● Entries
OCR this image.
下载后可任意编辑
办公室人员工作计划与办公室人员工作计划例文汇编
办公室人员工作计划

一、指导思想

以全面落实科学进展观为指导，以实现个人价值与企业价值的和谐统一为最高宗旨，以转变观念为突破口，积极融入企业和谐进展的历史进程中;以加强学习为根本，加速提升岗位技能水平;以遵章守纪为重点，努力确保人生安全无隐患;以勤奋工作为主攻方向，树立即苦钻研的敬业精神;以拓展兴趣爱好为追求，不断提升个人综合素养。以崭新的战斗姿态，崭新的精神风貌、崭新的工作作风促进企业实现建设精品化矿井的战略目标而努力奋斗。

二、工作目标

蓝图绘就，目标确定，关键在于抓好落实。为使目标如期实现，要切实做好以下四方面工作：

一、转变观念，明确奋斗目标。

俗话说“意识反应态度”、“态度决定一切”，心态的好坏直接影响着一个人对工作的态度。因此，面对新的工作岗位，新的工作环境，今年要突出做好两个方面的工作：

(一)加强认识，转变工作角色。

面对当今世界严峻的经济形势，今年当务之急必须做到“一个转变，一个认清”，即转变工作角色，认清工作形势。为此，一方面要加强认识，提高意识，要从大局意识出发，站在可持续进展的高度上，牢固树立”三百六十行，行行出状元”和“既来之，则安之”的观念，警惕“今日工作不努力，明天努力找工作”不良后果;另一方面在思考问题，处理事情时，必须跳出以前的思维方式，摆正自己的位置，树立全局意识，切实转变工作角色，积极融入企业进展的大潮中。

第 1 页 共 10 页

● Task
Return the lines above exactly, keeping every word.

● Task answer
OCR this image.
下载后可任意编辑
办公室人员工作计划与办公室人员工作计划例文汇编
办公室人员工作计划

一、指导思想

以全面落实科学进展观为指导，以实现个人价值与企业价值的和谐统一为最高宗旨，以转变观念为突破口，积极融入企业和谐进展的历史进程中;以加强学习为根本，加速提升岗位技能水平;以遵章守纪为重点，努力确保人生安全无隐患;以勤奋工作为主攻方向，树立即苦钻研的敬业精神;以拓展兴趣爱好为追求，不断提升个人综合素养。以崭新的战斗姿态，崭新的精神风貌、崭新的工作作风促进企业实现建设精品化矿井的战略目标而努力奋斗。

二、工作目标

蓝图绘就，目标确定，关键在于抓好落实。为使目标如期实现，要切实做好以下四方面工作：

一、转变观念，明确奋斗目标。

俗话说“意识反应态度”、“态度决定一切”，心态的好坏直接影响着一个人对工作的态度。因此，面对新的工作岗位，新的工作环境，今年要突出做好两个方面的工作：

(一)加强认识，转变工作角色。

面对当今世界严峻的经济形势，今年当务之急必须做到“一个转变，一个认清”，即转变工作角色，认清工作形势。为此，一方面要加强认识，提高意识，要从大局意识出发，站在可持续进展的高度上，牢固树立”三百六十行，行行出状元”和“既来之，则安之”的观念，警惕“今日工作不努力，明天努力找工作”不良后果;另一方面在思考问题，处理事情时，必须跳出以前的思维方式，摆正自己的位置，树立全局意识，切实转变工作角色，积极融入企业进展的大潮中。

第 1 页 共 10 页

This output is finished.